Begin RECORDS SHOWN

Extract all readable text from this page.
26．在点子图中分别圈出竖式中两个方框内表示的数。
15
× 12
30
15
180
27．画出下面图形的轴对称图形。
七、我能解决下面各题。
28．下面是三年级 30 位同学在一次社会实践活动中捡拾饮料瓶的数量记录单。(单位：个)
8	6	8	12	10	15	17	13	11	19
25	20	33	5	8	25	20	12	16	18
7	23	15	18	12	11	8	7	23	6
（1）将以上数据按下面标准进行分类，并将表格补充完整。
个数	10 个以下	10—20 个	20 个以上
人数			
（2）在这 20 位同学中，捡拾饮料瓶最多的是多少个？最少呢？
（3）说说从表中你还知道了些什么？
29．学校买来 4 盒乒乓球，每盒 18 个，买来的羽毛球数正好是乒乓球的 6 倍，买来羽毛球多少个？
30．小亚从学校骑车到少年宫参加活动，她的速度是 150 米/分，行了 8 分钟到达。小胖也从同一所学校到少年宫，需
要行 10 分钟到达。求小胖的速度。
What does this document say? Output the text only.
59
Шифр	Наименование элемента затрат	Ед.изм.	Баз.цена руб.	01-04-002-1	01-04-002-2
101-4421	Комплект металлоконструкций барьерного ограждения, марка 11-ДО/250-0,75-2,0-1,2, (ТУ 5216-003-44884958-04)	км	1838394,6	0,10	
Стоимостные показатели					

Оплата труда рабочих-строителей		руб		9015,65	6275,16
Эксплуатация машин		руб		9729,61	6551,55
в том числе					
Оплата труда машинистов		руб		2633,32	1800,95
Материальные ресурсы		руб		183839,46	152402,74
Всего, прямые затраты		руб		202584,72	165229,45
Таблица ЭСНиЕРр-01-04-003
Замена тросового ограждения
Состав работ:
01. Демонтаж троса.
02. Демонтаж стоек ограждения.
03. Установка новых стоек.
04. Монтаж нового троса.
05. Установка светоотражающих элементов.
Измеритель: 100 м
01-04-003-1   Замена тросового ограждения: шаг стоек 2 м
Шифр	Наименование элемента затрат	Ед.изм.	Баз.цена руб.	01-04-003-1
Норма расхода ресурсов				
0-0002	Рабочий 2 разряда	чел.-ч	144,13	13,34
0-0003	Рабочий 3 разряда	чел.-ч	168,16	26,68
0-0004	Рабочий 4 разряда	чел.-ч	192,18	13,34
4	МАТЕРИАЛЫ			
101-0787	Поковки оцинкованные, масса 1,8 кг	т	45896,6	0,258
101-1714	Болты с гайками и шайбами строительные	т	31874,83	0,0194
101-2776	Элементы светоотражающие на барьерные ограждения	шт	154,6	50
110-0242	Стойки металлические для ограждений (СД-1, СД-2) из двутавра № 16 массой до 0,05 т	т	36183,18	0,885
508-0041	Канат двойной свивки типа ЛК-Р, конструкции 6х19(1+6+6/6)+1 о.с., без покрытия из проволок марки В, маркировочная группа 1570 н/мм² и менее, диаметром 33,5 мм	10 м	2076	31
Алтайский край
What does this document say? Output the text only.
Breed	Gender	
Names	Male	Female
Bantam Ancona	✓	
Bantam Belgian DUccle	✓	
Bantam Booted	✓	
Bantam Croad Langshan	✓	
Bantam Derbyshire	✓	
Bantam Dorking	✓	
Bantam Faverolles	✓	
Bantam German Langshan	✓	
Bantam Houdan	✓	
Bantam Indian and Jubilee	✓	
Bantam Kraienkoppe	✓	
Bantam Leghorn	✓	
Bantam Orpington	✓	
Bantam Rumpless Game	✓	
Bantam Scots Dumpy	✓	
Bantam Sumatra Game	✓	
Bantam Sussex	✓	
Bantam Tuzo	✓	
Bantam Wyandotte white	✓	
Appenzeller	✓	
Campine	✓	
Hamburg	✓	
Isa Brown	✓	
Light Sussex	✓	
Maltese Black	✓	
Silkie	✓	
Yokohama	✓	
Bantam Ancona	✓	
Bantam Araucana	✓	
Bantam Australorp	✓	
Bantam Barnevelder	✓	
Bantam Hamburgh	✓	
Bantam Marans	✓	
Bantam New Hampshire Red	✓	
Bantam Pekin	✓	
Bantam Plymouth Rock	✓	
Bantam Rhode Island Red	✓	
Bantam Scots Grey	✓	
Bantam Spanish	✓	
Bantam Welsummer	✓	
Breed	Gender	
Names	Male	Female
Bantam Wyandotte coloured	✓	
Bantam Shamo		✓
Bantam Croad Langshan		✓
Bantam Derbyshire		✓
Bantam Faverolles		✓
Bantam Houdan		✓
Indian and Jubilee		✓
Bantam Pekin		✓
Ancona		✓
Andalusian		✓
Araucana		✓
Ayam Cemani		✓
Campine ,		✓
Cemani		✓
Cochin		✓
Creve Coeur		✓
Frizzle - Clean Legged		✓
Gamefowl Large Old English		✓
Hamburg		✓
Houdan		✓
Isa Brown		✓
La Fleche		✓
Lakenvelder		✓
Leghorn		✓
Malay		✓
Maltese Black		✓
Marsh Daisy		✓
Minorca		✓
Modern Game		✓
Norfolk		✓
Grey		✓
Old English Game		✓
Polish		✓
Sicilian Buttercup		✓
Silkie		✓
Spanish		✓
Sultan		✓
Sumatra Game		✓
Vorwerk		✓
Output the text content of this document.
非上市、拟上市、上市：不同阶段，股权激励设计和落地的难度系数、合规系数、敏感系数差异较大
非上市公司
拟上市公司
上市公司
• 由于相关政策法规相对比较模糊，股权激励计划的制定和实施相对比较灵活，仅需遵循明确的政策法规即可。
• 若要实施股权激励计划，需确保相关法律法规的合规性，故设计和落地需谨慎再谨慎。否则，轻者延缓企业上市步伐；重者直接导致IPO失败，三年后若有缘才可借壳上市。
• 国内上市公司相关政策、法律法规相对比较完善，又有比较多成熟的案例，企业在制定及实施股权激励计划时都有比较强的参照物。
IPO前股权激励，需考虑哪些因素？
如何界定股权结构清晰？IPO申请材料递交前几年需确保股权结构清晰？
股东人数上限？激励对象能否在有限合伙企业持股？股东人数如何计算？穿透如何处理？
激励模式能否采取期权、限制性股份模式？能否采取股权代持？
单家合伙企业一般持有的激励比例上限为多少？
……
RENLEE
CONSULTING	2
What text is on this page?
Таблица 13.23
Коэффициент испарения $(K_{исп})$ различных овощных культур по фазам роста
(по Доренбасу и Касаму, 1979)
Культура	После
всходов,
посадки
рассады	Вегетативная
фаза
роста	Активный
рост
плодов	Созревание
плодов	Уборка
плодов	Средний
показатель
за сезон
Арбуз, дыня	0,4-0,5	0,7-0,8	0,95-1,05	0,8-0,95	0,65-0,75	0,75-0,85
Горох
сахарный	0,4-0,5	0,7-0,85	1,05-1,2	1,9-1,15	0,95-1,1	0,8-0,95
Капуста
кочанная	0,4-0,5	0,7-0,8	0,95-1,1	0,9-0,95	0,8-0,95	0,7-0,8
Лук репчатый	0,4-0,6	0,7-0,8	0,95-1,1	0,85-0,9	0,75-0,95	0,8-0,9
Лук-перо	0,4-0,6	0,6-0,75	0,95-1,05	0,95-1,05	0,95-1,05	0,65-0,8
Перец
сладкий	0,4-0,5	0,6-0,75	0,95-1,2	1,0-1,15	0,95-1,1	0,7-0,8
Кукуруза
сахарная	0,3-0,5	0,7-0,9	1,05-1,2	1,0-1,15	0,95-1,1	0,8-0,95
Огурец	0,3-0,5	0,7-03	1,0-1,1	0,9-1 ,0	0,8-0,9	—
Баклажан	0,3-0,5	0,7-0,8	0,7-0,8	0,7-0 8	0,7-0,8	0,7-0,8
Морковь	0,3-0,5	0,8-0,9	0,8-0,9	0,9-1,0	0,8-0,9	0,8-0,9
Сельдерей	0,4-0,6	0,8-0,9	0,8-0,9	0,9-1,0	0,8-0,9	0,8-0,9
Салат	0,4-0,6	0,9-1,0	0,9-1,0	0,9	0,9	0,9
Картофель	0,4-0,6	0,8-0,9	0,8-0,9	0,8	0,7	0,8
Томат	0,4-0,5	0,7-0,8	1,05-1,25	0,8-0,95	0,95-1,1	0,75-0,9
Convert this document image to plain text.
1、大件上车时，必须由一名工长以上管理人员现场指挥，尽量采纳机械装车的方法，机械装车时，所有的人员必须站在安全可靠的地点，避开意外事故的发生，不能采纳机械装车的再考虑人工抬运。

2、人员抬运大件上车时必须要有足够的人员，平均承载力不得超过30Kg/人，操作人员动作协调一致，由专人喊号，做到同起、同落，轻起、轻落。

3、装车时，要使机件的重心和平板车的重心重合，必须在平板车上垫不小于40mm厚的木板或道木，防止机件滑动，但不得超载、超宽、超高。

End RECORDS SHOWN

**WHAT IS ASKED:** Pull every line containing "Таблица" from the material above.

**TASK OUTPUT:**
Таблица ЭСНиЕРр-01-04-003
Таблица 13.23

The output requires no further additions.